[WRITTEN TASK]: Please copy all of the data below word for word, leaving out the pictures.

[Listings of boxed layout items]
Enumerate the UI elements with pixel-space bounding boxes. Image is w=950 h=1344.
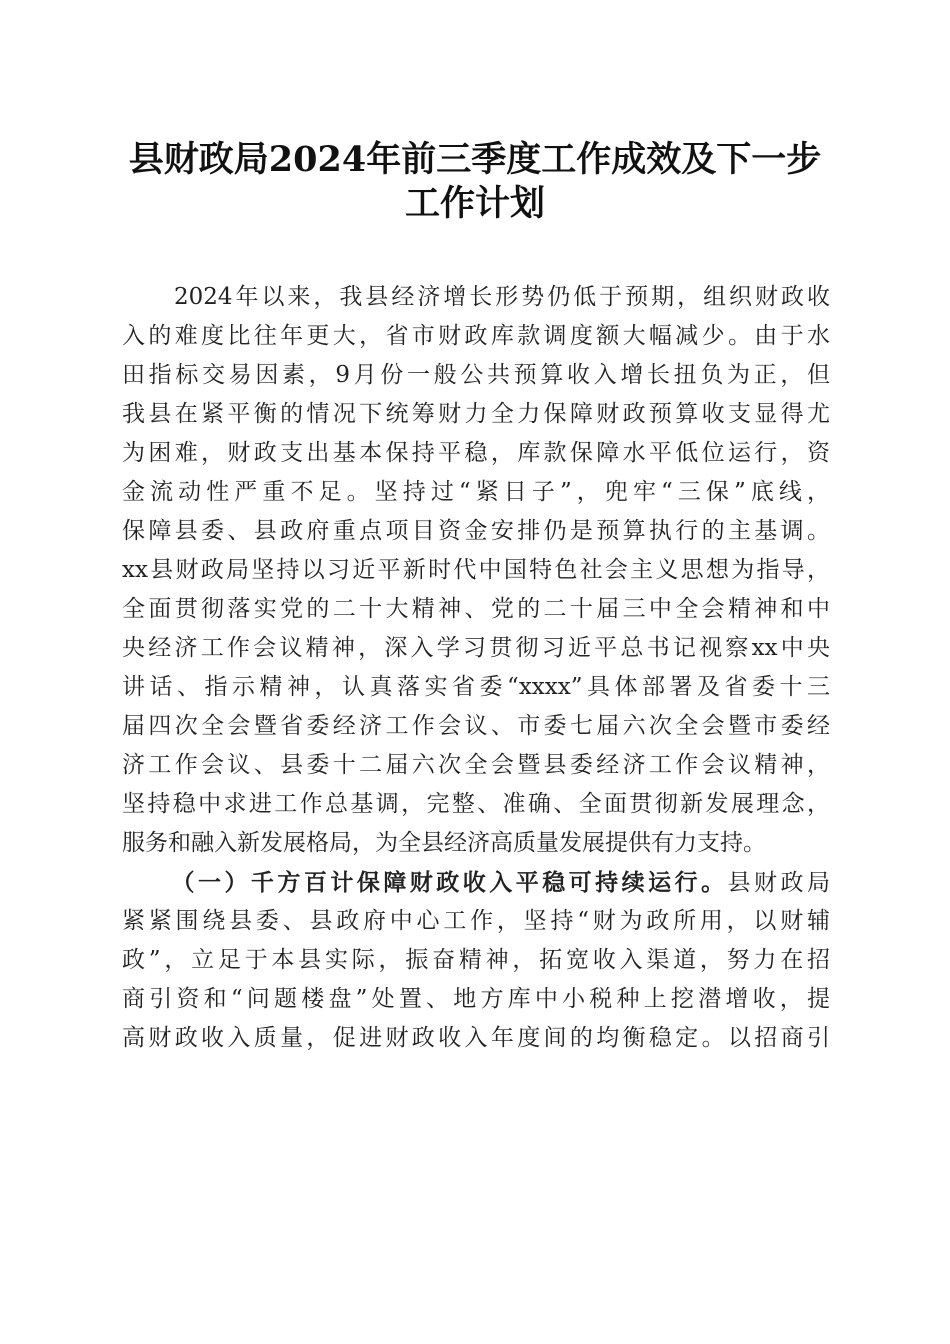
body-line: 届四次全会暨省委经济工作会议、市委七届六次全会暨市委经: [122, 713, 830, 739]
body-line: 讲话、指示精神，认真落实省委“xxxx”具体部署及省委十三: [122, 674, 830, 700]
document-body: [122, 278, 830, 1058]
section-heading: （一）千方百计保障财政收入平稳可持续运行。: [168, 869, 728, 896]
body-line: xx县财政局坚持以习近平新时代中国特色社会主义思想为指导，: [122, 557, 830, 583]
body-line: 服务和融入新发展格局，为全县经济高质量发展提供有力支持。: [122, 830, 766, 856]
section-line: 政”，立足于本县实际，振奋精神，拓宽收入渠道，努力在招: [122, 947, 830, 973]
section-line: 高财政收入质量，促进财政收入年度间的均衡稳定。以招商引: [122, 1025, 830, 1051]
body-line: 央经济工作会议精神，深入学习贯彻习近平总书记视察xx中央: [122, 635, 830, 661]
section-line-rest: 县财政局: [727, 870, 831, 896]
body-line: 坚持稳中求进工作总基调，完整、准确、全面贯彻新发展理念，: [122, 791, 830, 817]
section-line: 紧紧围绕县委、县政府中心工作，坚持“财为政所用，以财辅: [122, 908, 830, 934]
body-line: 我县在紧平衡的情况下统筹财力全力保障财政预算收支显得尤: [122, 401, 830, 427]
section-line: 商引资和“问题楼盘”处置、地方库中小税种上挖潜增收，提: [122, 986, 830, 1012]
body-line: 全面贯彻落实党的二十大精神、党的二十届三中全会精神和中: [122, 596, 830, 622]
body-line: 济工作会议、县委十二届六次全会暨县委经济工作会议精神，: [122, 752, 830, 778]
body-line: 金流动性严重不足。坚持过“紧日子”，兜牢“三保”底线，: [122, 479, 830, 505]
body-line: 2024年以来，我县经济增长形势仍低于预期，组织财政收: [122, 284, 830, 310]
body-line: 入的难度比往年更大，省市财政库款调度额大幅减少。由于水: [122, 323, 830, 349]
body-line: 保障县委、县政府重点项目资金安排仍是预算执行的主基调。: [122, 518, 830, 544]
body-line: 为困难，财政支出基本保持平稳，库款保障水平低位运行，资: [122, 440, 830, 466]
title-line-1: 县财政局2024年前三季度工作成效及下一步: [128, 139, 822, 180]
body-line: 田指标交易因素，9月份一般公共预算收入增长扭负为正，但: [122, 362, 830, 388]
document-title: [110, 138, 840, 226]
section-first-line: [122, 863, 830, 902]
title-line-2: 工作计划: [404, 183, 545, 224]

[TASK OUTPUT]:
Enumerate the UI elements with pixel-space bounding boxes. Image is w=950 h=1344.
body-line: 届四次全会暨省委经济工作会议、市委七届六次全会暨市委经: [122, 713, 830, 739]
body-line: 讲话、指示精神，认真落实省委“xxxx”具体部署及省委十三: [122, 674, 830, 700]
document-body: [122, 278, 830, 1058]
section-heading: （一）千方百计保障财政收入平稳可持续运行。: [168, 869, 728, 896]
body-line: xx县财政局坚持以习近平新时代中国特色社会主义思想为指导，: [122, 557, 830, 583]
body-line: 服务和融入新发展格局，为全县经济高质量发展提供有力支持。: [122, 830, 766, 856]
section-line: 政”，立足于本县实际，振奋精神，拓宽收入渠道，努力在招: [122, 947, 830, 973]
section-line: 高财政收入质量，促进财政收入年度间的均衡稳定。以招商引: [122, 1025, 830, 1051]
body-line: 央经济工作会议精神，深入学习贯彻习近平总书记视察xx中央: [122, 635, 830, 661]
section-line-rest: 县财政局: [727, 870, 831, 896]
body-line: 坚持稳中求进工作总基调，完整、准确、全面贯彻新发展理念，: [122, 791, 830, 817]
section-line: 紧紧围绕县委、县政府中心工作，坚持“财为政所用，以财辅: [122, 908, 830, 934]
body-line: 我县在紧平衡的情况下统筹财力全力保障财政预算收支显得尤: [122, 401, 830, 427]
section-line: 商引资和“问题楼盘”处置、地方库中小税种上挖潜增收，提: [122, 986, 830, 1012]
body-line: 全面贯彻落实党的二十大精神、党的二十届三中全会精神和中: [122, 596, 830, 622]
body-line: 济工作会议、县委十二届六次全会暨县委经济工作会议精神，: [122, 752, 830, 778]
body-line: 金流动性严重不足。坚持过“紧日子”，兜牢“三保”底线，: [122, 479, 830, 505]
body-line: 2024年以来，我县经济增长形势仍低于预期，组织财政收: [122, 284, 830, 310]
body-line: 入的难度比往年更大，省市财政库款调度额大幅减少。由于水: [122, 323, 830, 349]
body-line: 保障县委、县政府重点项目资金安排仍是预算执行的主基调。: [122, 518, 830, 544]
body-line: 为困难，财政支出基本保持平稳，库款保障水平低位运行，资: [122, 440, 830, 466]
title-line-1: 县财政局2024年前三季度工作成效及下一步: [128, 139, 822, 180]
body-line: 田指标交易因素，9月份一般公共预算收入增长扭负为正，但: [122, 362, 830, 388]
document-title: [110, 138, 840, 226]
section-first-line: [122, 863, 830, 902]
title-line-2: 工作计划: [404, 183, 545, 224]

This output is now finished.